___ Records to process

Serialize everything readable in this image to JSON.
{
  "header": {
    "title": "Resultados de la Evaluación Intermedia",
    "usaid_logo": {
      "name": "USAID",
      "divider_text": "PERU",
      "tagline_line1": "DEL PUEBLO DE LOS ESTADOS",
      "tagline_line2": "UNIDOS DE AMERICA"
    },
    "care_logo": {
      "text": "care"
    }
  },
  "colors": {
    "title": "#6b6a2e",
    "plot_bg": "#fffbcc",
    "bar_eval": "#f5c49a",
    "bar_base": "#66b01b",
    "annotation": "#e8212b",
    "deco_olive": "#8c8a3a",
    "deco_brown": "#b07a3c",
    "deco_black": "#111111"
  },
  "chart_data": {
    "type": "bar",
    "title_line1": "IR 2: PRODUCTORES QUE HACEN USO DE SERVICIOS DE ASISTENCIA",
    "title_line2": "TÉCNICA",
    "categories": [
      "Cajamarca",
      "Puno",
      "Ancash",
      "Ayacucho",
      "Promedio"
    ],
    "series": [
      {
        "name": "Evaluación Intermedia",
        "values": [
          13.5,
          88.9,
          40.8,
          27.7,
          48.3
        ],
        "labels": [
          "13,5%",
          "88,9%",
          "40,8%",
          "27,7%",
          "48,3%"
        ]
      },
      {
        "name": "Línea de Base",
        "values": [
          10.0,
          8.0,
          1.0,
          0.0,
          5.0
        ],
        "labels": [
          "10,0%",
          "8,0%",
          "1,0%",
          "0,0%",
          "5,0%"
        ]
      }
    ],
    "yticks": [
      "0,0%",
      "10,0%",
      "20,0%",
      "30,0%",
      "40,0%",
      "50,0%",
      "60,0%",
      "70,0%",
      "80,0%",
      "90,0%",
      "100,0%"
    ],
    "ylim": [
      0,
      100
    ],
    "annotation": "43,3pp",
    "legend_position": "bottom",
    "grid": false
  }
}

______

* **Problem to work on**
Using the exact wording, write out all of the records.

* **Task response**
Serialize everything readable in this image to JSON.
{
  "header": {
    "title": "Resultados de la Evaluación Intermedia",
    "usaid_logo": {
      "name": "USAID",
      "divider_text": "PERU",
      "tagline_line1": "DEL PUEBLO DE LOS ESTADOS",
      "tagline_line2": "UNIDOS DE AMERICA"
    },
    "care_logo": {
      "text": "care"
    }
  },
  "colors": {
    "title": "#6b6a2e",
    "plot_bg": "#fffbcc",
    "bar_eval": "#f5c49a",
    "bar_base": "#66b01b",
    "annotation": "#e8212b",
    "deco_olive": "#8c8a3a",
    "deco_brown": "#b07a3c",
    "deco_black": "#111111"
  },
  "chart_data": {
    "type": "bar",
    "title_line1": "IR 2: PRODUCTORES QUE HACEN USO DE SERVICIOS DE ASISTENCIA",
    "title_line2": "TÉCNICA",
    "categories": [
      "Cajamarca",
      "Puno",
      "Ancash",
      "Ayacucho",
      "Promedio"
    ],
    "series": [
      {
        "name": "Evaluación Intermedia",
        "values": [
          13.5,
          88.9,
          40.8,
          27.7,
          48.3
        ],
        "labels": [
          "13,5%",
          "88,9%",
          "40,8%",
          "27,7%",
          "48,3%"
        ]
      },
      {
        "name": "Línea de Base",
        "values": [
          10.0,
          8.0,
          1.0,
          0.0,
          5.0
        ],
        "labels": [
          "10,0%",
          "8,0%",
          "1,0%",
          "0,0%",
          "5,0%"
        ]
      }
    ],
    "yticks": [
      "0,0%",
      "10,0%",
      "20,0%",
      "30,0%",
      "40,0%",
      "50,0%",
      "60,0%",
      "70,0%",
      "80,0%",
      "90,0%",
      "100,0%"
    ],
    "ylim": [
      0,
      100
    ],
    "annotation": "43,3pp",
    "legend_position": "bottom",
    "grid": false
  }
}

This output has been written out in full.